DIRECTIVE: Transcribe every entry word for word, but skip the images.

##### SUPPLIED RECORDS

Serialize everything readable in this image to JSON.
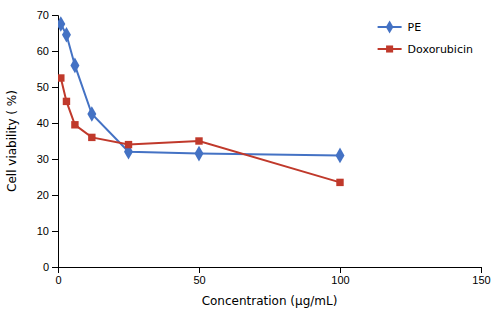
{
  "chart_data": {
    "type": "line",
    "x": [
      1,
      3,
      6,
      12,
      25,
      50,
      100
    ],
    "series": [
      {
        "name": "PE",
        "color": "#4472C4",
        "marker": "diamond",
        "values": [
          67.5,
          64.5,
          56,
          42.5,
          32,
          31.5,
          31
        ]
      },
      {
        "name": "Doxorubicin",
        "color": "#C0392B",
        "marker": "square",
        "values": [
          52.5,
          46,
          39.5,
          36,
          34,
          35,
          23.5
        ]
      }
    ],
    "x_label": "Concentration (μg/mL)",
    "y_label": "Cell viability ( %)",
    "xlim": [
      0,
      150
    ],
    "ylim": [
      0,
      70
    ],
    "xticks": [
      0,
      50,
      100,
      150
    ],
    "yticks": [
      0,
      10,
      20,
      30,
      40,
      50,
      60,
      70
    ],
    "grid": false,
    "legend": "upper-right"
  }
}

##########

FINISHED TASK:
Serialize everything readable in this image to JSON.
{
  "chart_data": {
    "type": "line",
    "x": [
      1,
      3,
      6,
      12,
      25,
      50,
      100
    ],
    "series": [
      {
        "name": "PE",
        "color": "#4472C4",
        "marker": "diamond",
        "values": [
          67.5,
          64.5,
          56,
          42.5,
          32,
          31.5,
          31
        ]
      },
      {
        "name": "Doxorubicin",
        "color": "#C0392B",
        "marker": "square",
        "values": [
          52.5,
          46,
          39.5,
          36,
          34,
          35,
          23.5
        ]
      }
    ],
    "x_label": "Concentration (μg/mL)",
    "y_label": "Cell viability ( %)",
    "xlim": [
      0,
      150
    ],
    "ylim": [
      0,
      70
    ],
    "xticks": [
      0,
      50,
      100,
      150
    ],
    "yticks": [
      0,
      10,
      20,
      30,
      40,
      50,
      60,
      70
    ],
    "grid": false,
    "legend": "upper-right"
  }
}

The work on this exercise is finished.